* _TASK REQUIREMENTS_
State the number of lines that hold the string "image", with nothing added.

* _THE INPUT_
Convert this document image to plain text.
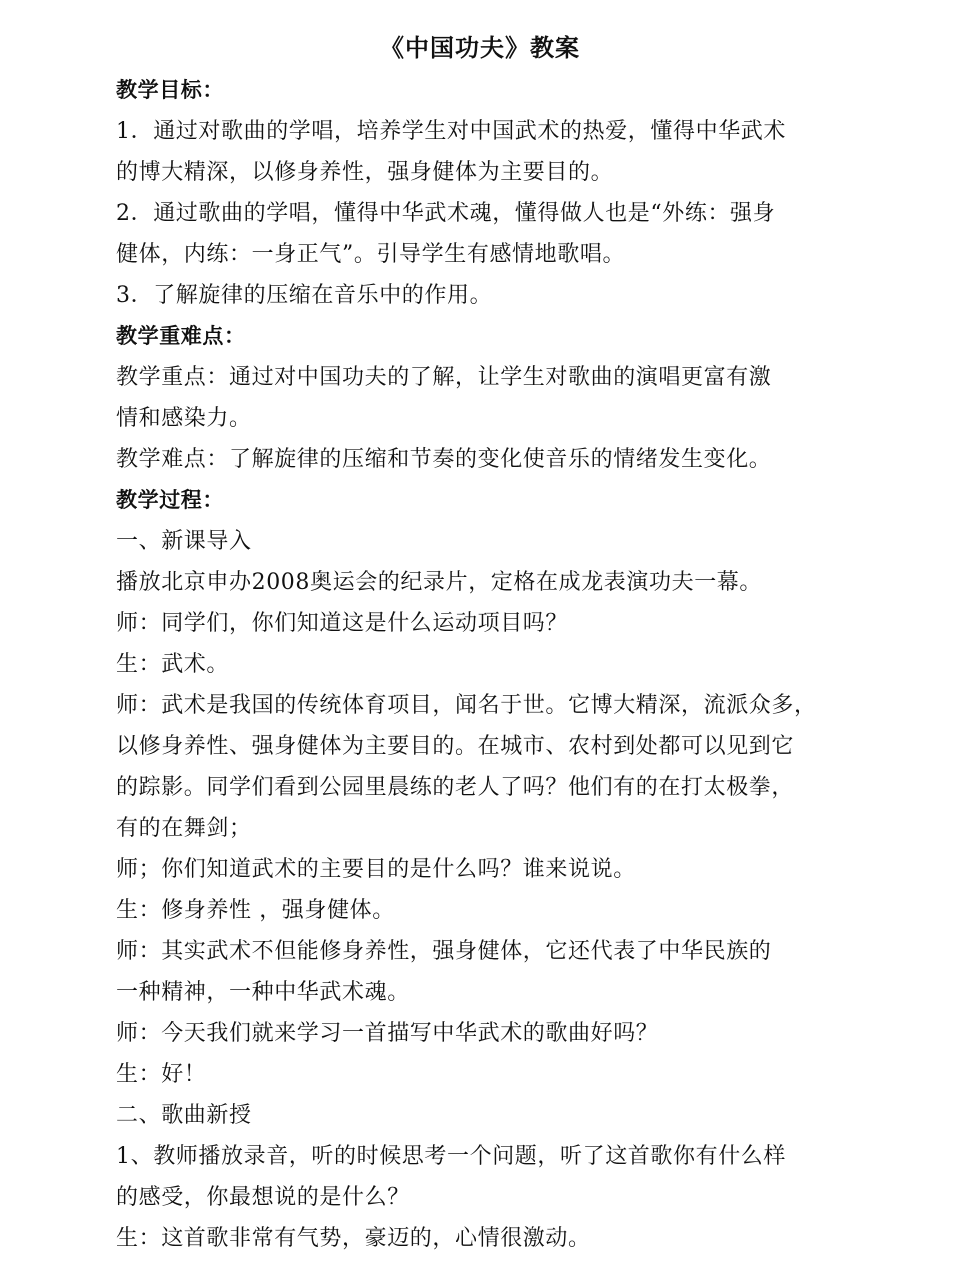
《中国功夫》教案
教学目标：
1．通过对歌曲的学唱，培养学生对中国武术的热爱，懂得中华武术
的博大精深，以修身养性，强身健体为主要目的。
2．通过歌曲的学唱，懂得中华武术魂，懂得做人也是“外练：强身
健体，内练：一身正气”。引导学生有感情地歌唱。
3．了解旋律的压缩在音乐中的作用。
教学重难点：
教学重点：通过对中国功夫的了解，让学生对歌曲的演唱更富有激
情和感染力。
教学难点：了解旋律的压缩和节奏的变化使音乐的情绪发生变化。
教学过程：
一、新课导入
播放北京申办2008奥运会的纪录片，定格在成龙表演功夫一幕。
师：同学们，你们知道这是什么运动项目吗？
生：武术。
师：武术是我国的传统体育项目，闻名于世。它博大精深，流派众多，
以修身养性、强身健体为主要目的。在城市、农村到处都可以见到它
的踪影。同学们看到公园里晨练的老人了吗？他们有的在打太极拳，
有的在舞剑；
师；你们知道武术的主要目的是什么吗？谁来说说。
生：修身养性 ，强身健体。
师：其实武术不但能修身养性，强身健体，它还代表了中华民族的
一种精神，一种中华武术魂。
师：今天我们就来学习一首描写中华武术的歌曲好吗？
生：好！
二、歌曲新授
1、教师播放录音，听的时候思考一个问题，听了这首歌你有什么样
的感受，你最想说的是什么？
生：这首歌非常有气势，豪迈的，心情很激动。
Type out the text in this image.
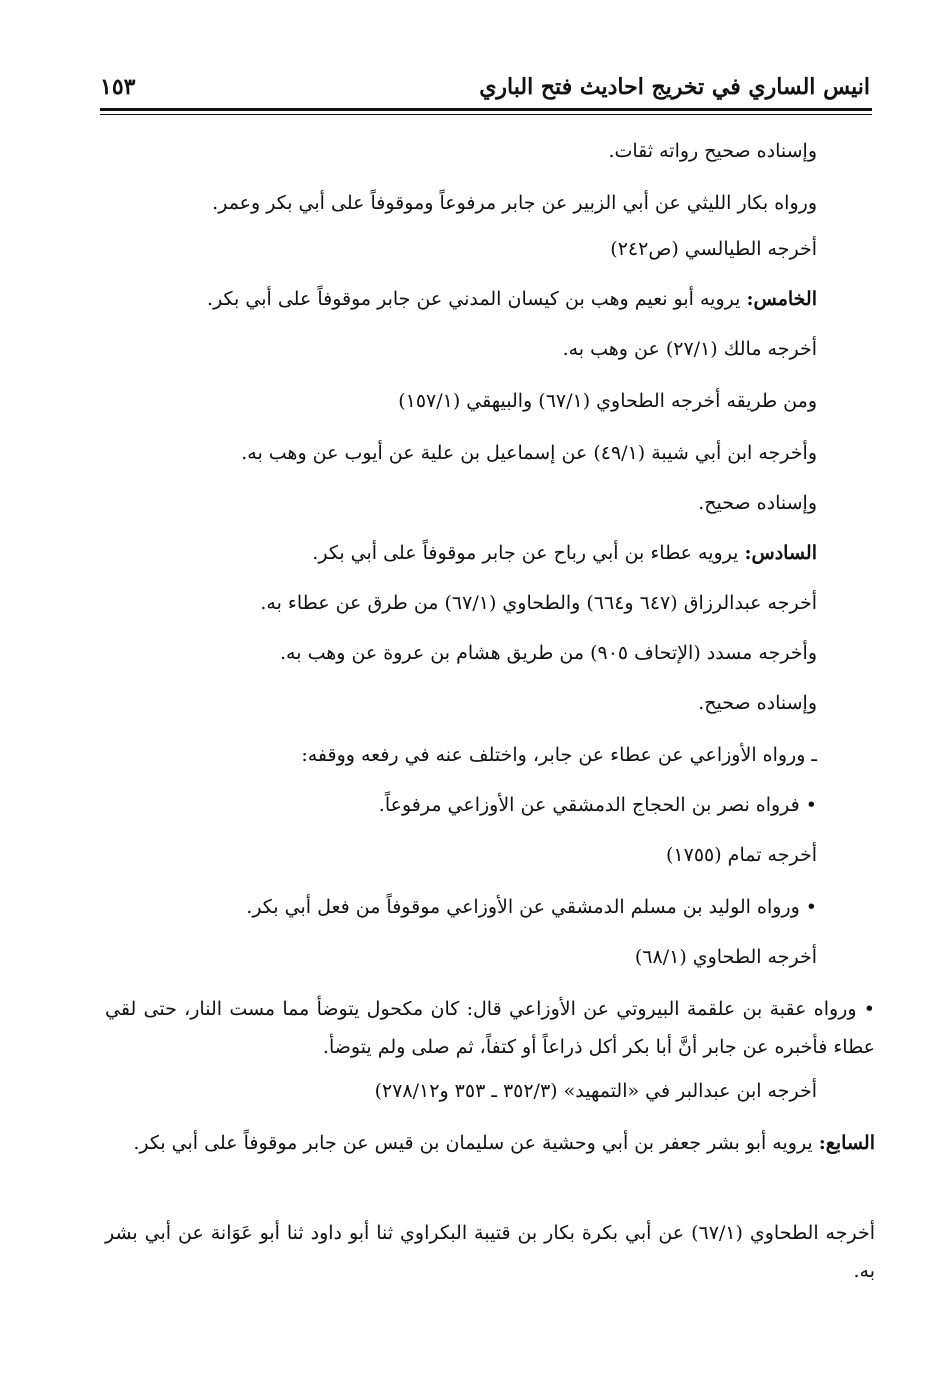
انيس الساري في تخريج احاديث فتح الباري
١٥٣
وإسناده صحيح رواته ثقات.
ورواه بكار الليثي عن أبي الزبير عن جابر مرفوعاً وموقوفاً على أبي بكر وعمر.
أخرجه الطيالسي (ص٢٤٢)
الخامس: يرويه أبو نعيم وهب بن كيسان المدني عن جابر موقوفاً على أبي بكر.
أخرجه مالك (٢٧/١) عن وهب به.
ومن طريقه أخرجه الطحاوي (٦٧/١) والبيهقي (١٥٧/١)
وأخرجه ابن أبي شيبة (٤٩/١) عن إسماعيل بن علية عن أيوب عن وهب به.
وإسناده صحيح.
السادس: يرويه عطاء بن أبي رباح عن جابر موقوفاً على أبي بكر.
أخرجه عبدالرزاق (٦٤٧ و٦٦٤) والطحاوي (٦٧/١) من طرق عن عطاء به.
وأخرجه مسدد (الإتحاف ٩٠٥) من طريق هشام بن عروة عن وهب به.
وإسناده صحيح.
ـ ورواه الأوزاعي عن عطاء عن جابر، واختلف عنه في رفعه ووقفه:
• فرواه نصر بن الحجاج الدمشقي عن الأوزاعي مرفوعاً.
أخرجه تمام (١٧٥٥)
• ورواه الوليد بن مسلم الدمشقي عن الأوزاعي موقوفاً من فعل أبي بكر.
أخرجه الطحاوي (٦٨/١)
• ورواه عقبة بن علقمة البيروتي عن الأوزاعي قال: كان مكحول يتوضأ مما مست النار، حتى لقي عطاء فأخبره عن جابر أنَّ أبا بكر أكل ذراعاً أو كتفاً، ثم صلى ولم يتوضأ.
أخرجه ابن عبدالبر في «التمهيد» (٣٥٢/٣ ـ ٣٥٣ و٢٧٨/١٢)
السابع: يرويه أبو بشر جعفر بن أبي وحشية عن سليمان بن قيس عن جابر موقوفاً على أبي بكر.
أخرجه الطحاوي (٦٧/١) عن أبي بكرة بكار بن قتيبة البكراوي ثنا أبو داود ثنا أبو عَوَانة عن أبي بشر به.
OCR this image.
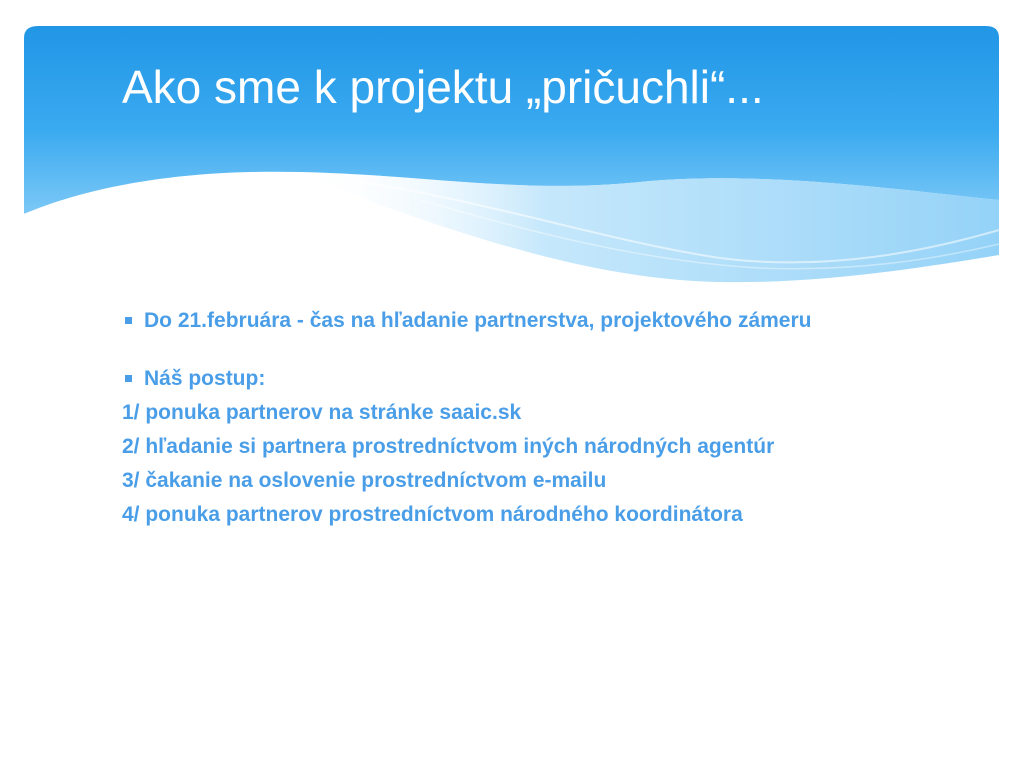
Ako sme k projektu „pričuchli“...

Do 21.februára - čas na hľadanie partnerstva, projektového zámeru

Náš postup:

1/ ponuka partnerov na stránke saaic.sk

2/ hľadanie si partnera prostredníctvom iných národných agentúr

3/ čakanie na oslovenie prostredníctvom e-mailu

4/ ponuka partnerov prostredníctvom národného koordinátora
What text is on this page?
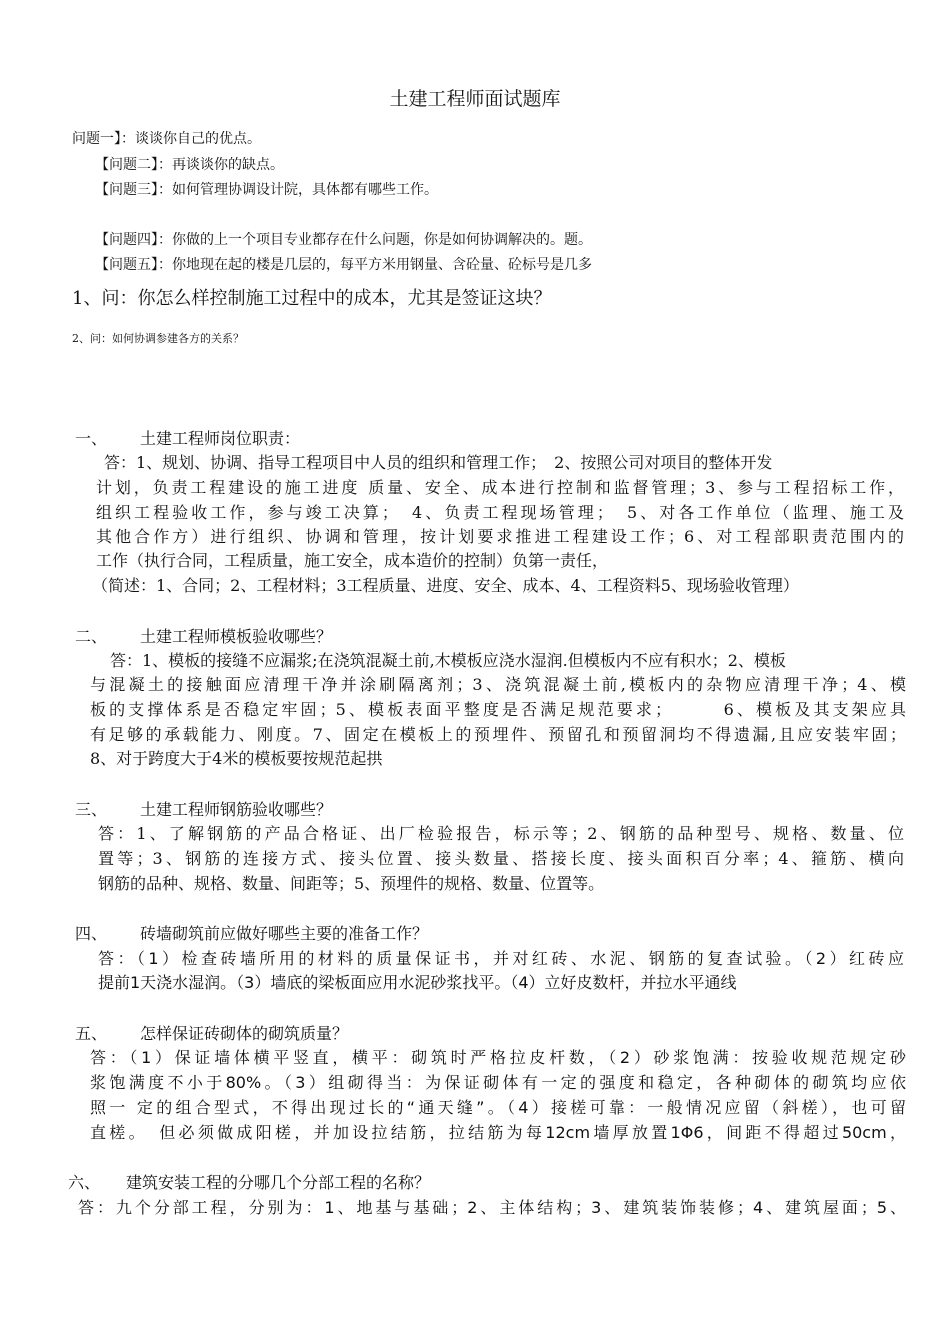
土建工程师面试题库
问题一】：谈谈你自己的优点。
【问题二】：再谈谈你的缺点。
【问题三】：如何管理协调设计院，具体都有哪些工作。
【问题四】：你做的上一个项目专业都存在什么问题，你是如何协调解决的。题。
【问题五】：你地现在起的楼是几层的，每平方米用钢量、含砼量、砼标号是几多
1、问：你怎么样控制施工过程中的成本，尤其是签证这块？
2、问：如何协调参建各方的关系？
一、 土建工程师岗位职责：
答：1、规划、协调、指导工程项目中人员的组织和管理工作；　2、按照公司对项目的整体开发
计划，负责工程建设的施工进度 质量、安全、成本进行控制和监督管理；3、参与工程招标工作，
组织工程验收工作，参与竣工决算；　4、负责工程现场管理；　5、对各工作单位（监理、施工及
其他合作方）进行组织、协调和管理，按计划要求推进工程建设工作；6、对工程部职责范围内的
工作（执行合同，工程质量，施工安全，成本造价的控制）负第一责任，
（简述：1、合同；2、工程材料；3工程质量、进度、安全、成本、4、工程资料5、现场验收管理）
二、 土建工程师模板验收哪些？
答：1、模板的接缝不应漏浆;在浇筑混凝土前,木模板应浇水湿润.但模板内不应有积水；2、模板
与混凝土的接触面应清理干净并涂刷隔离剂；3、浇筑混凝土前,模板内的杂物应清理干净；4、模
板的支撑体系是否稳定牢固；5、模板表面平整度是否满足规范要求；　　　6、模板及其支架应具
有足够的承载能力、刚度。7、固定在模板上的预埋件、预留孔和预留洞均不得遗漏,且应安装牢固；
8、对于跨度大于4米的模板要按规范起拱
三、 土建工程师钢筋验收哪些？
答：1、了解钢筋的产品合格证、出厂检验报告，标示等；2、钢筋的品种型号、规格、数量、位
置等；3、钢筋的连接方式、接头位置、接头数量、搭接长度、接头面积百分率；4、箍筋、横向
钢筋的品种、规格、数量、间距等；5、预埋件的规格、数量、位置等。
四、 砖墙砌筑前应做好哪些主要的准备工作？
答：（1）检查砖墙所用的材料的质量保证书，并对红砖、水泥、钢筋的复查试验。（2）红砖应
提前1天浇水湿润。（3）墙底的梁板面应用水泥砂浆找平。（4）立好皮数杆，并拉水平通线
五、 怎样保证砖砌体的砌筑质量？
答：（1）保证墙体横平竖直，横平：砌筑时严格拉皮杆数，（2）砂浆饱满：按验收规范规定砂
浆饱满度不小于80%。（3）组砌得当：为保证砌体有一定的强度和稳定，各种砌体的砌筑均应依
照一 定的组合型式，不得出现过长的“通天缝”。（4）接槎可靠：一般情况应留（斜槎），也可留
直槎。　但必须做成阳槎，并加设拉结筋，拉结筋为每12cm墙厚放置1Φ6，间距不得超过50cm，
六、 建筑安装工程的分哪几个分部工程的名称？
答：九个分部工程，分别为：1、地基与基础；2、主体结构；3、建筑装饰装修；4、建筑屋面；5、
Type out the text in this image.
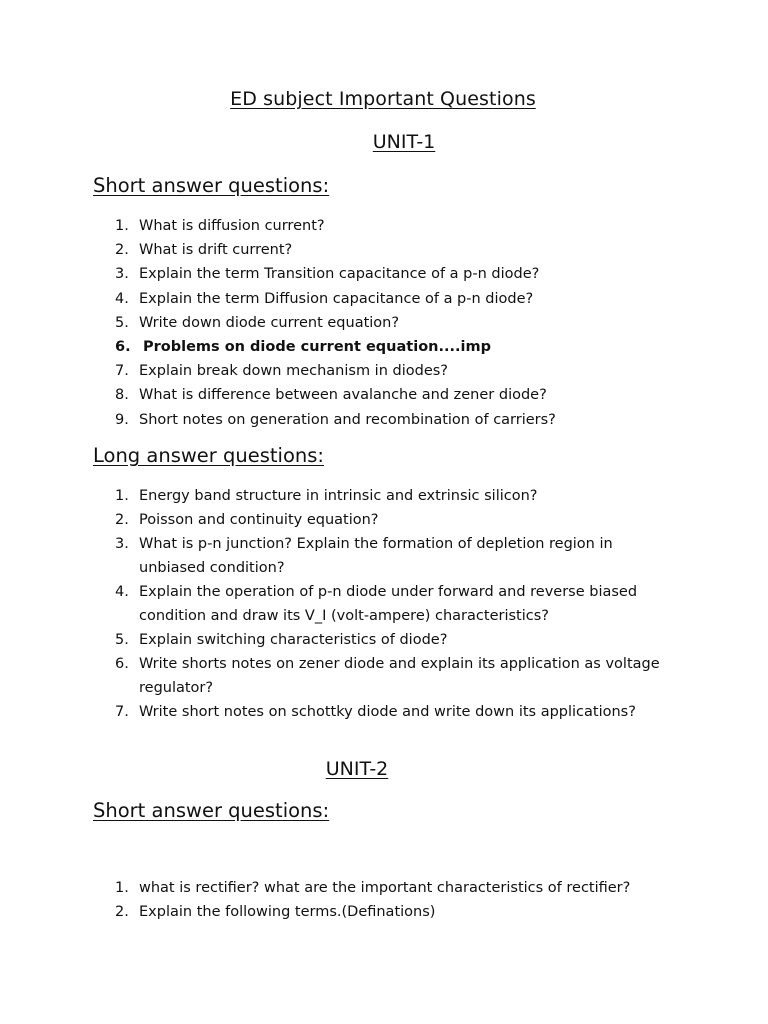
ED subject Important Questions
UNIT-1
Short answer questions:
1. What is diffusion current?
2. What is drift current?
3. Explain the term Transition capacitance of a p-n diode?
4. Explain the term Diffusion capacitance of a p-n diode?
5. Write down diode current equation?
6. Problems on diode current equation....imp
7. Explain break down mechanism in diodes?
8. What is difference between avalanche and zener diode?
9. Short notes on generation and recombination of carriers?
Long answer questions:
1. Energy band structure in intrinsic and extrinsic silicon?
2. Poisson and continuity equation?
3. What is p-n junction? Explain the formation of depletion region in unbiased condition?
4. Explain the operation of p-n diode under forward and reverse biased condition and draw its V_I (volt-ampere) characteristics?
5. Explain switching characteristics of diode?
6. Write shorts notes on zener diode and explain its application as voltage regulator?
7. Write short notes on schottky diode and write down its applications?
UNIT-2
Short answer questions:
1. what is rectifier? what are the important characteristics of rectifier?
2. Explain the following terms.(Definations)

* _THE REPLY_
4